▸ **WHAT IS NEEDED**:
Using the material below, copy every line where "pixels" appears.

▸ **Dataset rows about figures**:
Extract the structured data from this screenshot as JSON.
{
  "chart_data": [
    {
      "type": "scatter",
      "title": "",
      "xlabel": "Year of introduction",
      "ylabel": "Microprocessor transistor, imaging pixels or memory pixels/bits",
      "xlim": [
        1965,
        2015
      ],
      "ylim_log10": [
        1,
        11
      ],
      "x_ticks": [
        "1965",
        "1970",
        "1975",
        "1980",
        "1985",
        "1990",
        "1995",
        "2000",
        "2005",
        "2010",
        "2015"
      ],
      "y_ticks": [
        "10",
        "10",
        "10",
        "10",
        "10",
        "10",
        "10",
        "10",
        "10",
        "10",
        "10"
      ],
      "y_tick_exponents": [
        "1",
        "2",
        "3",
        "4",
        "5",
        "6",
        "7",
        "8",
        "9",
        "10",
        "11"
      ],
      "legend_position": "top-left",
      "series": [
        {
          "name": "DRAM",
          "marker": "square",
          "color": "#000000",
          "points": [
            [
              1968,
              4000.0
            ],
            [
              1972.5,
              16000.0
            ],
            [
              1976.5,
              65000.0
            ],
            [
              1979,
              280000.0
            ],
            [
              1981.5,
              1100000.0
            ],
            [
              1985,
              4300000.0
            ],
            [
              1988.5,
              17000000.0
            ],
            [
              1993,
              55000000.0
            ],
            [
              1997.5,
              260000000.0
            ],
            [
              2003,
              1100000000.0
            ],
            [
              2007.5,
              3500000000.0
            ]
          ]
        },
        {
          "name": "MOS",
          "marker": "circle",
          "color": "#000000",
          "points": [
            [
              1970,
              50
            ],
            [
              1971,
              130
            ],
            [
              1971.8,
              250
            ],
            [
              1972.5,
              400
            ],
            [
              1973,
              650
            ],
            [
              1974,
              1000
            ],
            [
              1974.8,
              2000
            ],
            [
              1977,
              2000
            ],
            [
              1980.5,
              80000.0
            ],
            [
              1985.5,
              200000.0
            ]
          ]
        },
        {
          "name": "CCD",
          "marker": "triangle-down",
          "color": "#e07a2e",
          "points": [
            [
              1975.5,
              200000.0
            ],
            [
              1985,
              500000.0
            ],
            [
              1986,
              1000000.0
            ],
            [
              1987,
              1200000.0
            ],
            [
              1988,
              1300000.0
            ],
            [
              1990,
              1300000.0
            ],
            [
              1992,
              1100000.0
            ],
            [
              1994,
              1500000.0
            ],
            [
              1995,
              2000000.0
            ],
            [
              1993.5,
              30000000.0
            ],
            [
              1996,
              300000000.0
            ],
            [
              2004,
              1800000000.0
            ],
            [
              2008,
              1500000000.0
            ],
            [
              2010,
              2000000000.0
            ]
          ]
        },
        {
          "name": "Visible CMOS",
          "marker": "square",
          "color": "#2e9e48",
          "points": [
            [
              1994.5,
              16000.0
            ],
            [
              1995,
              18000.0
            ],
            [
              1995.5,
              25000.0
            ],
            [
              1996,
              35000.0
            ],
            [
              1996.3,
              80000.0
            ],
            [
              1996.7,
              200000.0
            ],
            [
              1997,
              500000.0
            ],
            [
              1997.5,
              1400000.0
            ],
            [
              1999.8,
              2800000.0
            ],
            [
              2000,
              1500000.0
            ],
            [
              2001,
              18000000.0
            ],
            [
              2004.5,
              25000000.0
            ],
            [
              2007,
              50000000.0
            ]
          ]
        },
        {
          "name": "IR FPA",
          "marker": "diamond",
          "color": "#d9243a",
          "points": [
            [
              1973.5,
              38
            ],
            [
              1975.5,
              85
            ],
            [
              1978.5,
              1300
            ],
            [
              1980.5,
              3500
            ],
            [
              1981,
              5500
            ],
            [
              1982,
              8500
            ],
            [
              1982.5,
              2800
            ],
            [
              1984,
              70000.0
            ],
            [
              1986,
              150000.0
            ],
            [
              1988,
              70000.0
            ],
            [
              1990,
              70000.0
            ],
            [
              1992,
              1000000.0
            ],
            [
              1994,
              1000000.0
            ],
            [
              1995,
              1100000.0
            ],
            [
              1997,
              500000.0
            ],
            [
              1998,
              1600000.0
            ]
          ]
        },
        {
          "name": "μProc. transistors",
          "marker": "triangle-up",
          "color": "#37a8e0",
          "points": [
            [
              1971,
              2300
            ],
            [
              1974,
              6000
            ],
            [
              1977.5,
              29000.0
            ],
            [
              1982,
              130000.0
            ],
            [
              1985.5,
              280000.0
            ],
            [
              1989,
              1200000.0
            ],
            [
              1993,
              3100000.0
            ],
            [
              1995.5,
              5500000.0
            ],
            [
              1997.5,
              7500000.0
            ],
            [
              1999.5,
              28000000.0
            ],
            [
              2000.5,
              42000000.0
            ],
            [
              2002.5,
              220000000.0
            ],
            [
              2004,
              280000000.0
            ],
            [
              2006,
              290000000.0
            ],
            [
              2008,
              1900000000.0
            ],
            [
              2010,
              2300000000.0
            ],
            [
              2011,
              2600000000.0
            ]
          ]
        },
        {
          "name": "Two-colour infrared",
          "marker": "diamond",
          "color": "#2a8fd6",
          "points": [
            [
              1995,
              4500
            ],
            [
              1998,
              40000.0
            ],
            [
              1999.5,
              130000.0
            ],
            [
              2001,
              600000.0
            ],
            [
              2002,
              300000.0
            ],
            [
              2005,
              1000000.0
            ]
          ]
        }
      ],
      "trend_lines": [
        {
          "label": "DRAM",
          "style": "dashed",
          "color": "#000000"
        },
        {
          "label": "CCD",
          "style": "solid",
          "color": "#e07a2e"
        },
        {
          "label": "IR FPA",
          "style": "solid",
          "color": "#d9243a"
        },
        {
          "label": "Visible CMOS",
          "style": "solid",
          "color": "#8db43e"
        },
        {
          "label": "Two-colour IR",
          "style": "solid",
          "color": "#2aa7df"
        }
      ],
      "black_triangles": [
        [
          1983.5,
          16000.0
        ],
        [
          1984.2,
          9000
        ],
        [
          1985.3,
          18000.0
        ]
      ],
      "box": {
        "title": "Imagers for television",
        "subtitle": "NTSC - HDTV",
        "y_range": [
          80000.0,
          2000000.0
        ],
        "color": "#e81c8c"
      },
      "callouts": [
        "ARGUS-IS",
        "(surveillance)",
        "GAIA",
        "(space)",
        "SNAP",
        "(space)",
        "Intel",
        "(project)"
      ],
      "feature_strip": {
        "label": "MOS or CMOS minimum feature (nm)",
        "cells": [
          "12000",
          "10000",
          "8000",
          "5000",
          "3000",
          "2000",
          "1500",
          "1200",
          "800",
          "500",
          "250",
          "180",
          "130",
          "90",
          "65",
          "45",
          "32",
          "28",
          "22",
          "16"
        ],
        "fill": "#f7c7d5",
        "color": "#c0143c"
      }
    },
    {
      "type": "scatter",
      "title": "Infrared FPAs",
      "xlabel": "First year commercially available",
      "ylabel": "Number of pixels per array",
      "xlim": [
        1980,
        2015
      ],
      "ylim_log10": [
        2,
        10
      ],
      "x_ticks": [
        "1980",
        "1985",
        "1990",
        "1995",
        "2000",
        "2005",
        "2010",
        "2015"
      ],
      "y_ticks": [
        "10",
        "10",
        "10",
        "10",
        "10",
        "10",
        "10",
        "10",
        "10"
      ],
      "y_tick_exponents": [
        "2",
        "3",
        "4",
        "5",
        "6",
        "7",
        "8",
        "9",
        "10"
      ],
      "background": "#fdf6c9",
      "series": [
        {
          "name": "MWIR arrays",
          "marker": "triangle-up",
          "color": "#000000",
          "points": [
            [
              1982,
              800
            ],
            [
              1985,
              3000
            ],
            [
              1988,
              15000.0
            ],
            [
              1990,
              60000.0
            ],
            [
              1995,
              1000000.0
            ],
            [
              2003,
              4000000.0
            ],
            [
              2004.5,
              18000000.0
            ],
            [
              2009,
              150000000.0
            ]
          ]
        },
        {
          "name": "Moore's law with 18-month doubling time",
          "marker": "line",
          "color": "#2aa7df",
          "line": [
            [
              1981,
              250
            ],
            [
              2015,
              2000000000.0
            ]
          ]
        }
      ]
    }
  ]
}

▸ **SOLUTION BELOW**:
      "ylabel": "Microprocessor transistor, imaging pixels or memory pixels/bits",
      "ylabel": "Number of pixels per array",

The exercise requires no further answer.